▶ Task statement
Tally the lines in the following entries that include the word "execution"; state only the total.

## Start Input data

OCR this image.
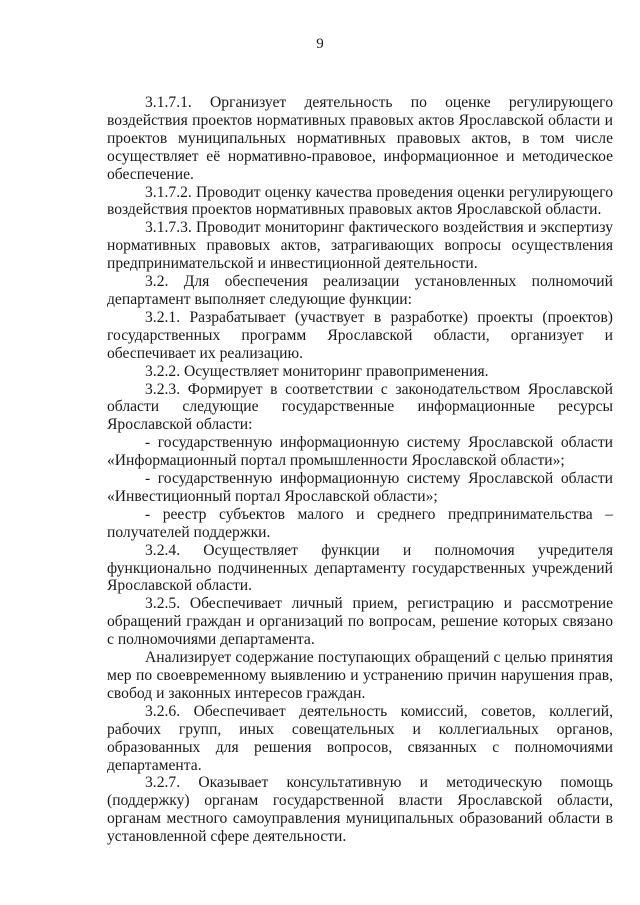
9

3.1.7.1. Организует деятельность по оценке регулирующего воздействия проектов нормативных правовых актов Ярославской области и проектов муниципальных нормативных правовых актов, в том числе осуществляет её нормативно-правовое, информационное и методическое обеспечение.

3.1.7.2. Проводит оценку качества проведения оценки регулирующего воздействия проектов нормативных правовых актов Ярославской области.

3.1.7.3. Проводит мониторинг фактического воздействия и экспертизу нормативных правовых актов, затрагивающих вопросы осуществления предпринимательской и инвестиционной деятельности.

3.2. Для обеспечения реализации установленных полномочий департамент выполняет следующие функции:

3.2.1. Разрабатывает (участвует в разработке) проекты (проектов) государственных программ Ярославской области, организует и обеспечивает их реализацию.

3.2.2. Осуществляет мониторинг правоприменения.

3.2.3. Формирует в соответствии с законодательством Ярославской области следующие государственные информационные ресурсы Ярославской области:

- государственную информационную систему Ярославской области «Информационный портал промышленности Ярославской области»;

- государственную информационную систему Ярославской области «Инвестиционный портал Ярославской области»;

- реестр субъектов малого и среднего предпринимательства – получателей поддержки.

3.2.4. Осуществляет функции и полномочия учредителя функционально подчиненных департаменту государственных учреждений Ярославской области.

3.2.5. Обеспечивает личный прием, регистрацию и рассмотрение обращений граждан и организаций по вопросам, решение которых связано с полномочиями департамента.

Анализирует содержание поступающих обращений с целью принятия мер по своевременному выявлению и устранению причин нарушения прав, свобод и законных интересов граждан.

3.2.6. Обеспечивает деятельность комиссий, советов, коллегий, рабочих групп, иных совещательных и коллегиальных органов, образованных для решения вопросов, связанных с полномочиями департамента.

3.2.7. Оказывает консультативную и методическую помощь (поддержку) органам государственной власти Ярославской области, органам местного самоуправления муниципальных образований области в установленной сфере деятельности.
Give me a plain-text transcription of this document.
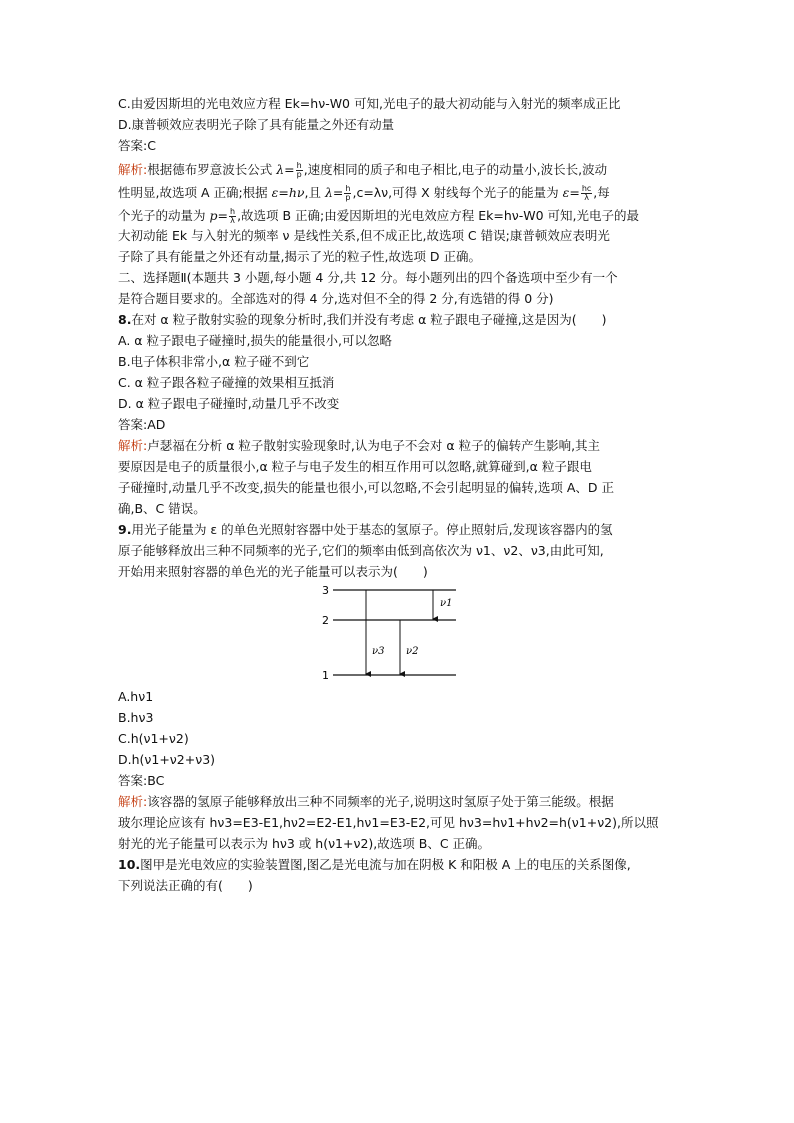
C.由爱因斯坦的光电效应方程 Ek=hν-W0 可知,光电子的最大初动能与入射光的频率成正比
D.康普顿效应表明光子除了具有能量之外还有动量
答案:C
解析:根据德布罗意波长公式 $\lambda= \frac{h}{p}$ ,速度相同的质子和电子相比,电子的动量小,波长长,波动
性明显,故选项 A 正确;根据 ε=hν,且 $\lambda= \frac{h}{p} ,c=\lambda\nu$,可得 X 射线每个光子的能量为 $\varepsilon= \frac{hc}{\lambda}$ ,每
个光子的动量为 $p= \frac{h}{\lambda}$ ,故选项 B 正确;由爱因斯坦的光电效应方程 Ek=hν-W0 可知,光电子的最
大初动能 Ek 与入射光的频率 ν 是线性关系,但不成正比,故选项 C 错误;康普顿效应表明光
子除了具有能量之外还有动量,揭示了光的粒子性,故选项 D 正确。
二、选择题Ⅱ(本题共 3 小题,每小题 4 分,共 12 分。每小题列出的四个备选项中至少有一个
是符合题目要求的。全部选对的得 4 分,选对但不全的得 2 分,有选错的得 0 分)
8.在对 α 粒子散射实验的现象分析时,我们并没有考虑 α 粒子跟电子碰撞,这是因为(　　)
A. α 粒子跟电子碰撞时,损失的能量很小,可以忽略
B.电子体积非常小,α 粒子碰不到它
C. α 粒子跟各粒子碰撞的效果相互抵消
D. α 粒子跟电子碰撞时,动量几乎不改变
答案:AD
解析:卢瑟福在分析 α 粒子散射实验现象时,认为电子不会对 α 粒子的偏转产生影响,其主
要原因是电子的质量很小,α 粒子与电子发生的相互作用可以忽略,就算碰到,α 粒子跟电
子碰撞时,动量几乎不改变,损失的能量也很小,可以忽略,不会引起明显的偏转,选项 A、D 正
确,B、C 错误。
9.用光子能量为 ε 的单色光照射容器中处于基态的氢原子。停止照射后,发现该容器内的氢
原子能够释放出三种不同频率的光子,它们的频率由低到高依次为 ν1、ν2、ν3,由此可知,
开始用来照射容器的单色光的光子能量可以表示为(　　)
3
2
1
ν1
ν2
ν3
A.hν1
B.hν3
C.h(ν1+ν2)
D.h(ν1+ν2+ν3)
答案:BC
解析:该容器的氢原子能够释放出三种不同频率的光子,说明这时氢原子处于第三能级。根据
玻尔理论应该有 hν3=E3-E1,hν2=E2-E1,hν1=E3-E2,可见 hν3=hν1+hν2=h(ν1+ν2),所以照
射光的光子能量可以表示为 hν3 或 h(ν1+ν2),故选项 B、C 正确。
10.图甲是光电效应的实验装置图,图乙是光电流与加在阴极 K 和阳极 A 上的电压的关系图像,
下列说法正确的有(　　)
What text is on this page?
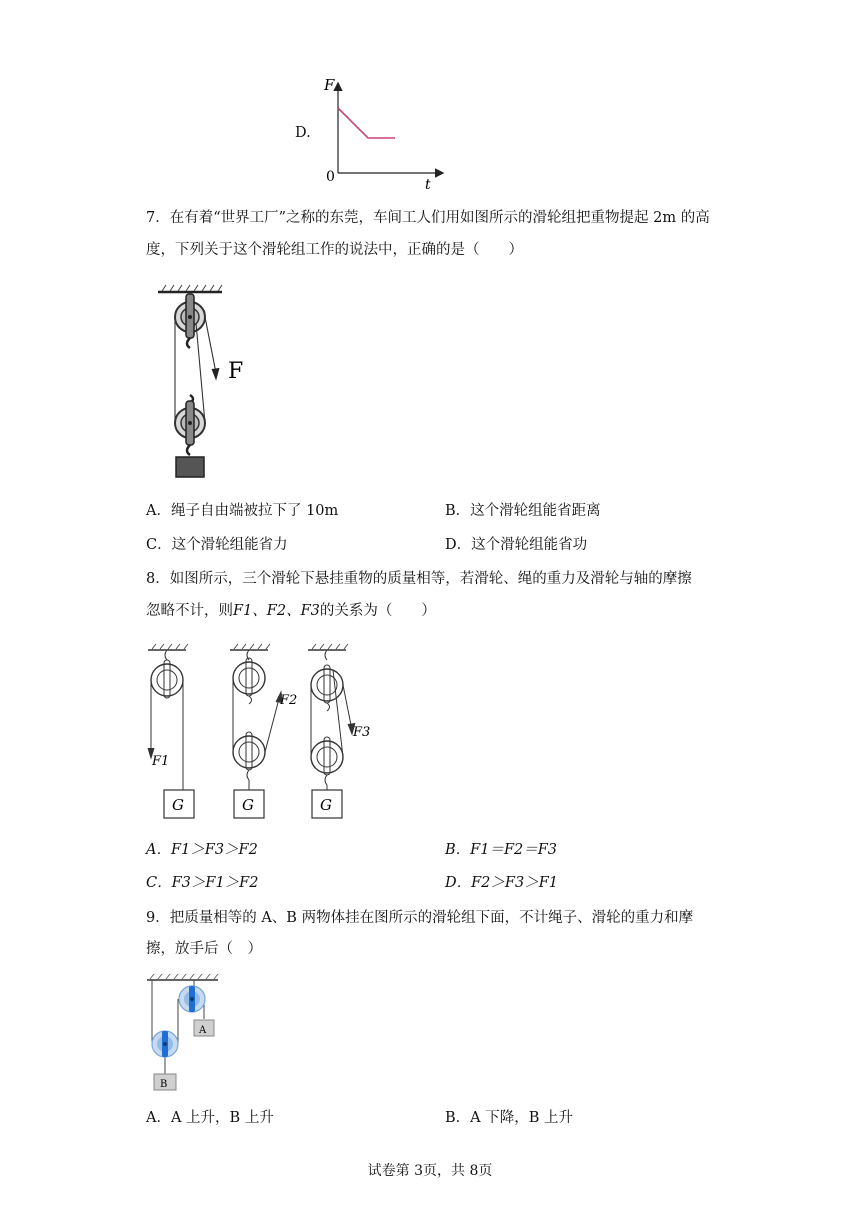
D.
F
t
0
7．在有着“世界工厂”之称的东莞，车间工人们用如图所示的滑轮组把重物提起 2m 的高
度，下列关于这个滑轮组工作的说法中，正确的是（　　）
F
A．绳子自由端被拉下了 10m	B．这个滑轮组能省距离
C．这个滑轮组能省力	D．这个滑轮组能省功
8．如图所示，三个滑轮下悬挂重物的质量相等，若滑轮、绳的重力及滑轮与轴的摩擦
忽略不计，则F1、F2、F3的关系为（　　）
F1
F2
F3
G	G	G
A．F1＞F3＞F2	B．F1＝F2＝F3
C．F3＞F1＞F2	D．F2＞F3＞F1
9．把质量相等的 A、B 两物体挂在图所示的滑轮组下面，不计绳子、滑轮的重力和摩
擦，放手后（　）
A
B
A．A 上升，B 上升	B．A 下降，B 上升
试卷第 3页，共 8页
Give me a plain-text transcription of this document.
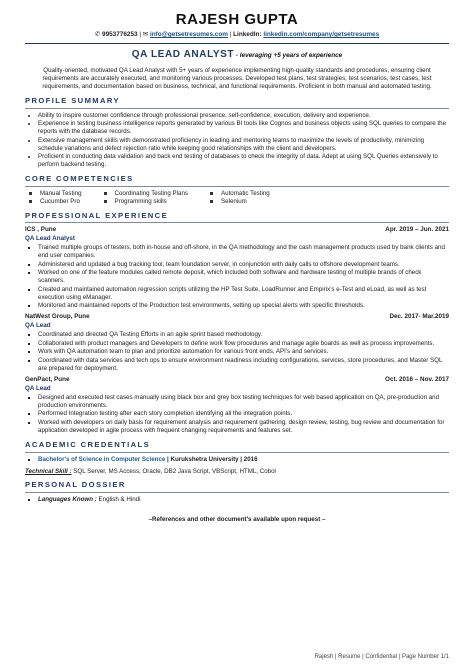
RAJESH GUPTA
✆ 9953776253 | ✉ info@getsetresumes.com | LinkedIn: linkedin.com/company/getsetresumes
QA LEAD ANALYST - leveraging +5 years of experience
Quality-oriented, motivated QA Lead Analyst with 5+ years of experience implementing high-quality standards and procedures, ensuring client requirements are accurately executed, and monitoring various processes. Developed test plans, test strategies, test scenarios, test cases, test requirements, and documentation based on business, technical, and functional requirements. Proficient in both manual and automated testing.
PROFILE SUMMARY
• Ability to inspire customer confidence through professional presence, self-confidence, execution, delivery and experience.
• Experience in testing business intelligence reports generated by various BI tools like Cognos and business objects using SQL queries to compare the reports with the database records.
• Extensive management skills with demonstrated proficiency in leading and mentoring teams to maximize the levels of productivity, minimizing schedule variations and defect rejection ratio while keeping good relationships with the client and developers.
• Proficient in conducting data validation and back end testing of databases to check the integrity of data. Adept at using SQL Queries extensively to perform backend testing.
CORE COMPETENCIES
Manual Testing	Coordinating Testing Plans	Automatic Testing
Cucumber Pro	Programming skills	Selenium
PROFESSIONAL EXPERIENCE
ICS , Pune	Apr. 2019 – Jun. 2021
QA Lead Analyst
▪ Trained multiple groups of testers, both in-house and off-shore, in the QA methodology and the cash management products used by bank clients and end user companies.
▪ Administered and updated a bug tracking tool, team foundation server, in conjunction with daily calls to offshore development teams.
▪ Worked on one of the feature modules called remote deposit, which included both software and hardware testing of multiple brands of check scanners.
▪ Created and maintained automation regression scripts utilizing the HP Test Suite, LoadRunner and Empirix’s e-Test and eLoad, as well as test execution using eManager.
▪ Monitored and maintained reports of the Production test environments, setting up special alerts with specific thresholds.
NatWest Group, Pune	Dec. 2017- Mar.2019
QA Lead
▪ Coordinated and directed QA Testing Efforts in an agile sprint based methodology.
▪ Collaborated with product managers and Developers to define work flow procedures and manage agile boards as well as process improvements.
▪ Work with QA automation team to plan and prioritize automation for various front ends, API's and services.
▪ Coordinated with data services and tech ops to ensure environment readiness including configurations, services, store procedures, and Master SQL are prepared for deployment.
GenPact, Pune	Oct. 2016 – Nov. 2017
QA Lead
▪ Designed and executed test cases manually using black box and grey box testing techniques for web based application on QA, pre-production and production environments.
▪ Performed Integration testing after each story completion identifying all the integration points.
▪ Worked with developers on daily basis for requirement analysis and requirement gathering, design review, testing, bug review and documentation for application developed in agile process with frequent changing requirements and features set.
ACADEMIC CREDENTIALS
▪ Bachelor's of Science in Computer Science | Kurukshetra University | 2016
Technical Skill : SQL Server, MS Access, Oracle, DB2 Java Script, VBScript, HTML, Cobol
PERSONAL DOSSIER
▪ Languages Known : English & Hindi
–References and other document's available upon request –
Rajesh | Resume | Confidential | Page Number 1/1
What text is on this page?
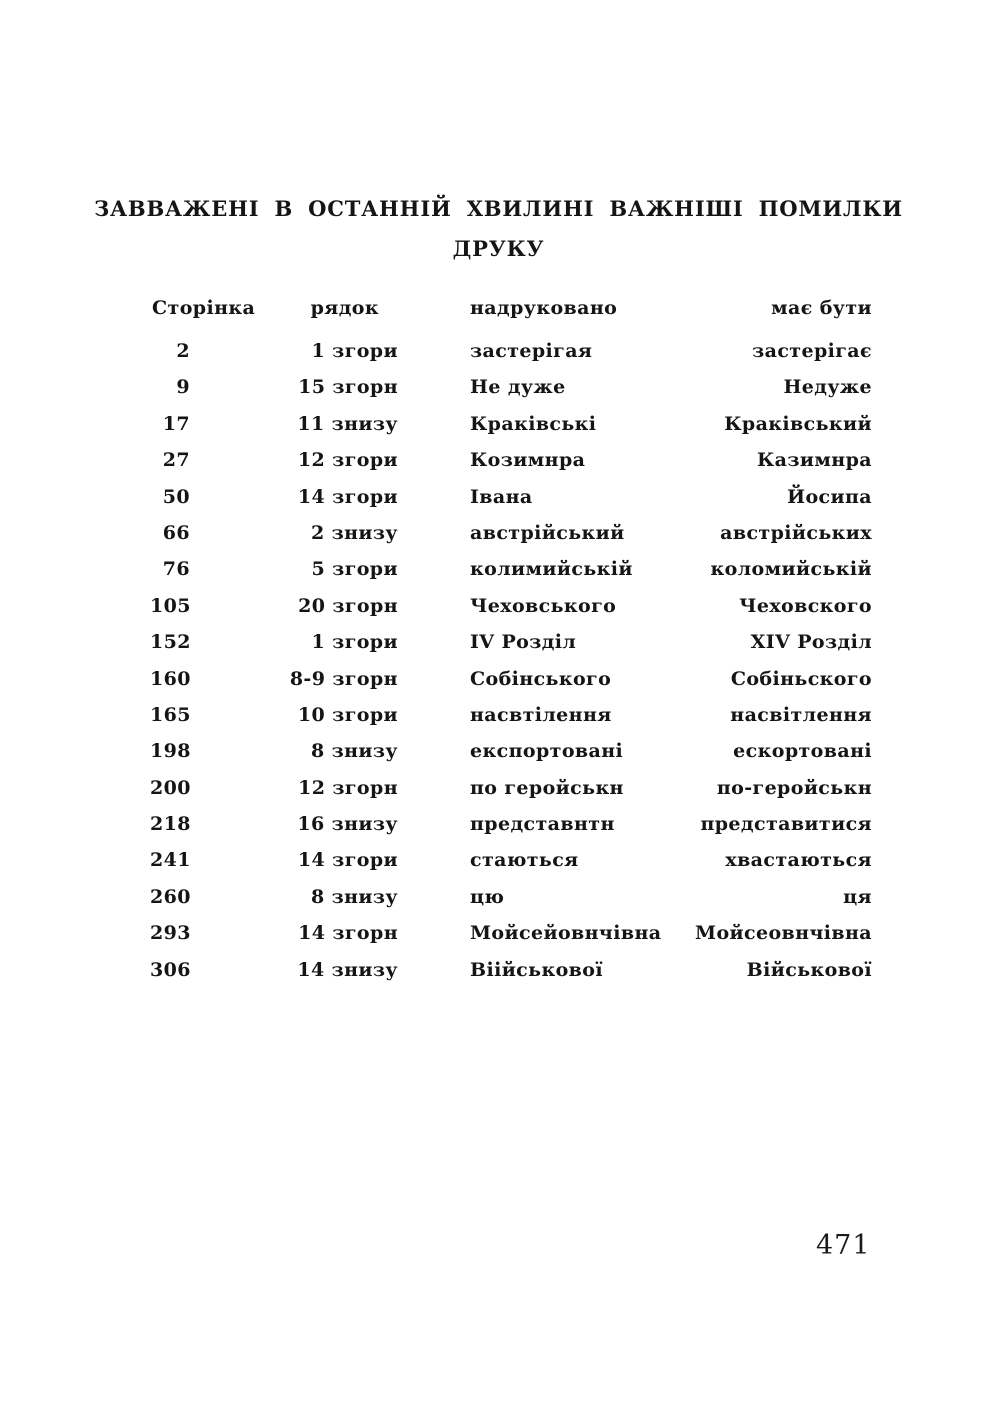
ЗАВВАЖЕНІ В ОСТАННІЙ ХВИЛИНІ ВАЖНІШІ ПОМИЛКИ
ДРУКУ
Сторінка	рядок	надруковано	має бути
2	1 згори	застерігая	застерігає
9	15 згорн	Не дуже	Недуже
17	11 знизу	Краківські	Краківський
27	12 згори	Козимнра	Казимнра
50	14 згори	Івана	Йосипа
66	2 знизу	австрійський	австрійських
76	5 згори	колимийській	коломийській
105	20 згорн	Чеховського	Чеховского
152	1 згори	IV Розділ	XIV Розділ
160	8-9 згорн	Собінського	Собіньского
165	10 згори	насвтілення	насвітлення
198	8 знизу	експортовані	ескортовані
200	12 згорн	по геройськн	по-геройськн
218	16 знизу	представнтн	представитися
241	14 згори	стаються	хвастаються
260	8 знизу	цю	ця
293	14 згорн	Мойсейовнчівна	Мойсеовнчівна
306	14 знизу	Віійськової	Військової
471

## End Input data

▶ Written solution
2